READING TEXT -
BEGIN

First, consider OAuth. It's somewhat of a standard for web-based APIs nowadays.
Second, some other potential resources -
A couple of decent blog entries:
http://blog.sonoasystems.com/detail/dont_roll_your_own_api_security_recommendations1/
http://blog.sonoasystems.com/detail/more_api_security_choices_oauth_ssl_saml_and_rolling_your_own/
A previous question:
Good approach for a web API token scheme?
I'd like to add some clarifying information to this question. The "use OAuth" answer is correct, but also loaded (given the spec is quite long and people who aren't familiar with it typically want to kill themselves after seeing it).
I wrote up a story-style tutorial on how to go from no security to HMAC-based security when designing a secure REST API here:
http://www.thebuzzmedia.com/designing-a-secure-rest-api-without-oauth-authentication/
This ends up being basically what is known as "2-legged OAuth"; because OAuth was originally intended to verifying client applications, the flow is 3-parts involving the authenticating service, the user staring at the screen and the service that wants to use the client's credentials.
2-legged OAuth (and what I outline in depth in that article) is intended for service APIs to authenticate between each other. For example, this is the approach Amazon Web Services uses for all their API calls.
The gist is that with any request over HTTP you have to consider the attack vector where some malicious man-in-the-middle is recording and replaying or changing your requests.
For example, you issue a POST to /user/create with name 'bob', well the man-in-the-middle can issue a POST to /user/delete with name 'bob' just to be nasty.
The client and server need some way to trust each other and the only way that can happen is via public/private keys.
You can't just pass the public/private keys back and forth NOR can you simply provide a unique token signed with the private key (which is typically what most people do and think that makes them safe), while that will identify the original request coming from the real client, it still leaves the arguments to the comment open to change.
For example, if I send:
/chargeCC?user=bob&amt=100.00&key=kjDSLKjdasdmiUDSkjh
where the key is my public key signed by my private key only a man-in-the-middle can intercept this call, and re-submit it to the server with an "amt" value of "10000.00" instead.
The key is that you have to include ALL the parameters you send in the hash calculation, so when the server gets it, it re-vets all the values by recalculating the same hash on its side.
REMINDER: Only the client and server know the private key.
This style of verification is called an "HMAC"; it is a checksum verifying the contents of the request.
Because hash generation is SO touchy and must be done EXACTLY the same on both the client and server in order to get the same hash, there are super-strict rules on exactly how all the values should be combined.
For example, these two lines provides VERY different hashes when you try and sign them with SHA-1:
/chargeCC&user=bob&amt=100
/chargeCC&amt=100&user=bob
A lot of the OAuth spec is spent describing that exact method of combination in excruciating detail, using terminology like "natural byte ordering" and other non-human-readable garbage.
It is important though, because if you get that combination of values wrong, the client and server cannot correctly vet each other's requests.
You also can't take shortcuts and just concatonate everything into a huge String, Amazon tried this with AWS Signature Version 1 and it turned out wrong.
I hope all of that helps, feel free to ask questions if you are stuck.

END

TASK TO COMPLETE -
Copy the API security text from "You can't just" up to and including "open to change.".

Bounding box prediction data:
BEGIN

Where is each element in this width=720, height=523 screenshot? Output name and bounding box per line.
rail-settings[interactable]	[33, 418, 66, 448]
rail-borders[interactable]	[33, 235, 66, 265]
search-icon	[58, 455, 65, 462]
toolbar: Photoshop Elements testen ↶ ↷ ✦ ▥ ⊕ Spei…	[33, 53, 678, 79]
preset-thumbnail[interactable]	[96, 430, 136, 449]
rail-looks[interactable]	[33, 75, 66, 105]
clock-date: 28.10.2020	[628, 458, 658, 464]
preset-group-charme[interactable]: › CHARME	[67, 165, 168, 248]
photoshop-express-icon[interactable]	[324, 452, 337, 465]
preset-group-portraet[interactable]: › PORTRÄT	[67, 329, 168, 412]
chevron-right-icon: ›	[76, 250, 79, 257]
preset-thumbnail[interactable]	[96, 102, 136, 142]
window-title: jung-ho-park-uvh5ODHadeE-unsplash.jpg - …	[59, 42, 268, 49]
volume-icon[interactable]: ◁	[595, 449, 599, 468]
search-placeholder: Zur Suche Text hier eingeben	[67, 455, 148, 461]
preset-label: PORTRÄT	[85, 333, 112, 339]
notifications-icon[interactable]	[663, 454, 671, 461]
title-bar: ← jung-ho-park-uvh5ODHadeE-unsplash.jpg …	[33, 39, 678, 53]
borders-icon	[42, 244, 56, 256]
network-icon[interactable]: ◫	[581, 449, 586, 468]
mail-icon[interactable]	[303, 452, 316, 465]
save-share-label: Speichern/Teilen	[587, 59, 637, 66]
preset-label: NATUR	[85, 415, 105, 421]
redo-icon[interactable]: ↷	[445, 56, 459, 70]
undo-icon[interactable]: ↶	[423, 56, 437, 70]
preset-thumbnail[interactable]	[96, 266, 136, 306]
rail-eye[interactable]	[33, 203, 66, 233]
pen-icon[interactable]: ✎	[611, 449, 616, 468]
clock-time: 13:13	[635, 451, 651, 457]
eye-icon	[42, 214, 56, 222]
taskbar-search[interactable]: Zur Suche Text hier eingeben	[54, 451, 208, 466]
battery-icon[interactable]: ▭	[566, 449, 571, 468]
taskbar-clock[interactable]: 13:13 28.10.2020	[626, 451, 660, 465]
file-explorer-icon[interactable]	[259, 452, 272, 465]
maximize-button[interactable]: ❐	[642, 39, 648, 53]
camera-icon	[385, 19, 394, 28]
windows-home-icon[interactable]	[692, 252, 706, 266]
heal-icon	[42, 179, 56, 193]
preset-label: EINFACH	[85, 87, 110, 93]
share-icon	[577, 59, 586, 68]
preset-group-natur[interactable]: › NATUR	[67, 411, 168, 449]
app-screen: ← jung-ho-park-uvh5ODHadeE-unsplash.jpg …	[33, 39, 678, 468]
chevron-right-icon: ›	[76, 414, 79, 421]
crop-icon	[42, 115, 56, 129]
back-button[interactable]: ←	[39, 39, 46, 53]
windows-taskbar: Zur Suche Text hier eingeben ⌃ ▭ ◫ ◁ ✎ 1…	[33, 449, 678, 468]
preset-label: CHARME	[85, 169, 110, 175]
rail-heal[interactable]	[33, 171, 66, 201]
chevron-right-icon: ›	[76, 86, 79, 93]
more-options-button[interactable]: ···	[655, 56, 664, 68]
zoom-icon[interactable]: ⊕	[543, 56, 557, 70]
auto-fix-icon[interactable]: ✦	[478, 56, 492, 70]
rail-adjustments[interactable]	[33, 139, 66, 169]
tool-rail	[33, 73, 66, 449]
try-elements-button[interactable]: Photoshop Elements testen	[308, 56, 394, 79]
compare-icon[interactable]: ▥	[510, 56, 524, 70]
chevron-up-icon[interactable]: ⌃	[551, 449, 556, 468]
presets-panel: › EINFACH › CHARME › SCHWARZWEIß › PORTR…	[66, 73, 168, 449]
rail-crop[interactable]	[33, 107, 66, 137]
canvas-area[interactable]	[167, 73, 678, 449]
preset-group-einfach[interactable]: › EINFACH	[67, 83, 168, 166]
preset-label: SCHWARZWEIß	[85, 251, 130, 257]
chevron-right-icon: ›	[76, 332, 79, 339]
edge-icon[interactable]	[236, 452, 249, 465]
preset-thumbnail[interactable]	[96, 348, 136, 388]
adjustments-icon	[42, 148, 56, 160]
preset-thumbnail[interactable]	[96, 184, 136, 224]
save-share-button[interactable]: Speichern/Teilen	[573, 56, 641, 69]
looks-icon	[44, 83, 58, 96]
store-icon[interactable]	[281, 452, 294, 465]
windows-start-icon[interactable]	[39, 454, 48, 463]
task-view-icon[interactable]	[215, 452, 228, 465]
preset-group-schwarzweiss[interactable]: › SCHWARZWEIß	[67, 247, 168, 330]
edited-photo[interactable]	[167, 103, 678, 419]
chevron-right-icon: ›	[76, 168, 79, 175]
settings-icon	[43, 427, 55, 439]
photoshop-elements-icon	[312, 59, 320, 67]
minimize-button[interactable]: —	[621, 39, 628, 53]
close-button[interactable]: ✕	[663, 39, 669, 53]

END

EXERCISE ANSWER -
You can't just pass the public/private keys back and forth NOR can you simply provide a unique token signed with the private key (which is typically what most people do and think that makes them safe), while that will identify the original request coming from the real client, it still leaves the arguments to the comment open to change.